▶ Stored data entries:
--------

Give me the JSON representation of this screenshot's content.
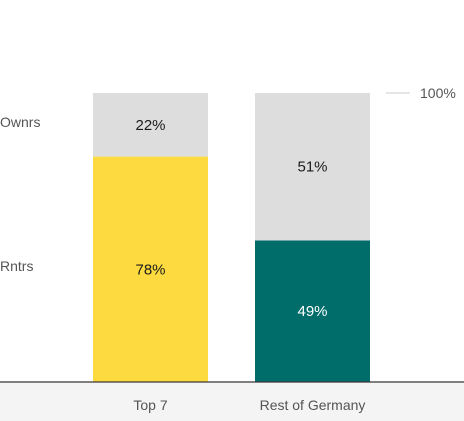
{
  "chart_data": {
    "type": "bar",
    "stacked": true,
    "percent": true,
    "categories": [
      "Top 7",
      "Rest of Germany"
    ],
    "series": [
      {
        "name": "Rntrs",
        "values": [
          78,
          49
        ],
        "colors": [
          "#FDDB40",
          "#006D6B"
        ],
        "label_colors": [
          "#1a1a1a",
          "#ffffff"
        ]
      },
      {
        "name": "Ownrs",
        "values": [
          22,
          51
        ],
        "colors": [
          "#DDDDDD",
          "#DDDDDD"
        ],
        "label_colors": [
          "#1a1a1a",
          "#1a1a1a"
        ]
      }
    ],
    "value_labels": [
      [
        "78%",
        "49%"
      ],
      [
        "22%",
        "51%"
      ]
    ],
    "ylim": [
      0,
      100
    ],
    "reference_line": {
      "value": 100,
      "label": "100%"
    },
    "grid": false,
    "legend": "left inline row labels",
    "colors": {
      "axis": "#333333",
      "text": "#555555",
      "reference": "#cccccc",
      "footer_band": "#f4f4f4"
    }
  }
}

--------

▶ TASK BRIEF: Above are records with pictures; repeat the records exactly and leave the pictures out.

▶ RESPONSE TO THE TASK:
Give me the JSON representation of this screenshot's content.
{
  "chart_data": {
    "type": "bar",
    "stacked": true,
    "percent": true,
    "categories": [
      "Top 7",
      "Rest of Germany"
    ],
    "series": [
      {
        "name": "Rntrs",
        "values": [
          78,
          49
        ],
        "colors": [
          "#FDDB40",
          "#006D6B"
        ],
        "label_colors": [
          "#1a1a1a",
          "#ffffff"
        ]
      },
      {
        "name": "Ownrs",
        "values": [
          22,
          51
        ],
        "colors": [
          "#DDDDDD",
          "#DDDDDD"
        ],
        "label_colors": [
          "#1a1a1a",
          "#1a1a1a"
        ]
      }
    ],
    "value_labels": [
      [
        "78%",
        "49%"
      ],
      [
        "22%",
        "51%"
      ]
    ],
    "ylim": [
      0,
      100
    ],
    "reference_line": {
      "value": 100,
      "label": "100%"
    },
    "grid": false,
    "legend": "left inline row labels",
    "colors": {
      "axis": "#333333",
      "text": "#555555",
      "reference": "#cccccc",
      "footer_band": "#f4f4f4"
    }
  }
}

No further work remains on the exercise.